[Dataset items]
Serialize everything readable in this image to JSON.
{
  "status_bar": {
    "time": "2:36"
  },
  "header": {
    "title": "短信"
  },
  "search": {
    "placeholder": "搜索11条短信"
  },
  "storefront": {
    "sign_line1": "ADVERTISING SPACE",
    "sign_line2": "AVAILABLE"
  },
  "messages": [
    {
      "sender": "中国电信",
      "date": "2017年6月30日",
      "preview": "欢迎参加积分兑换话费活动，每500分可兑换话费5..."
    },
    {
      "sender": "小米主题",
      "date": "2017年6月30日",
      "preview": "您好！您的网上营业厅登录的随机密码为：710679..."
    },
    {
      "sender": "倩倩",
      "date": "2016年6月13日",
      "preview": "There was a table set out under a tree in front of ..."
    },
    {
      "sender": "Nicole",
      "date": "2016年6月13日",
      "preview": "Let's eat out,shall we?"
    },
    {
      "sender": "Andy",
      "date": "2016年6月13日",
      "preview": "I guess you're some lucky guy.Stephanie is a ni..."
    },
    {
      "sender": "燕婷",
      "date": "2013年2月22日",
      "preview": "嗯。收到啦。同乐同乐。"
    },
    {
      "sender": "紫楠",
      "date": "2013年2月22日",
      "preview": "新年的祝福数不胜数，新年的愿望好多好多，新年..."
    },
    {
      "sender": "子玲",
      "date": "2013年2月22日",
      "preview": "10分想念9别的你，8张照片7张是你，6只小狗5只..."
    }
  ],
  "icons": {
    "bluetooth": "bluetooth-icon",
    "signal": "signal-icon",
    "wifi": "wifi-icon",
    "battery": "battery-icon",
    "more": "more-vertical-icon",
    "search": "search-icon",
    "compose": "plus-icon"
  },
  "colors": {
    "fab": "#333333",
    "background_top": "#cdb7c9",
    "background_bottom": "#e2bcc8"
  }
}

• REQUIREMENT: Exactly as they are written, print the entries again.

• EXERCISE ANSWER:
Serialize everything readable in this image to JSON.
{
  "status_bar": {
    "time": "2:36"
  },
  "header": {
    "title": "短信"
  },
  "search": {
    "placeholder": "搜索11条短信"
  },
  "storefront": {
    "sign_line1": "ADVERTISING SPACE",
    "sign_line2": "AVAILABLE"
  },
  "messages": [
    {
      "sender": "中国电信",
      "date": "2017年6月30日",
      "preview": "欢迎参加积分兑换话费活动，每500分可兑换话费5..."
    },
    {
      "sender": "小米主题",
      "date": "2017年6月30日",
      "preview": "您好！您的网上营业厅登录的随机密码为：710679..."
    },
    {
      "sender": "倩倩",
      "date": "2016年6月13日",
      "preview": "There was a table set out under a tree in front of ..."
    },
    {
      "sender": "Nicole",
      "date": "2016年6月13日",
      "preview": "Let's eat out,shall we?"
    },
    {
      "sender": "Andy",
      "date": "2016年6月13日",
      "preview": "I guess you're some lucky guy.Stephanie is a ni..."
    },
    {
      "sender": "燕婷",
      "date": "2013年2月22日",
      "preview": "嗯。收到啦。同乐同乐。"
    },
    {
      "sender": "紫楠",
      "date": "2013年2月22日",
      "preview": "新年的祝福数不胜数，新年的愿望好多好多，新年..."
    },
    {
      "sender": "子玲",
      "date": "2013年2月22日",
      "preview": "10分想念9别的你，8张照片7张是你，6只小狗5只..."
    }
  ],
  "icons": {
    "bluetooth": "bluetooth-icon",
    "signal": "signal-icon",
    "wifi": "wifi-icon",
    "battery": "battery-icon",
    "more": "more-vertical-icon",
    "search": "search-icon",
    "compose": "plus-icon"
  },
  "colors": {
    "fab": "#333333",
    "background_top": "#cdb7c9",
    "background_bottom": "#e2bcc8"
  }
}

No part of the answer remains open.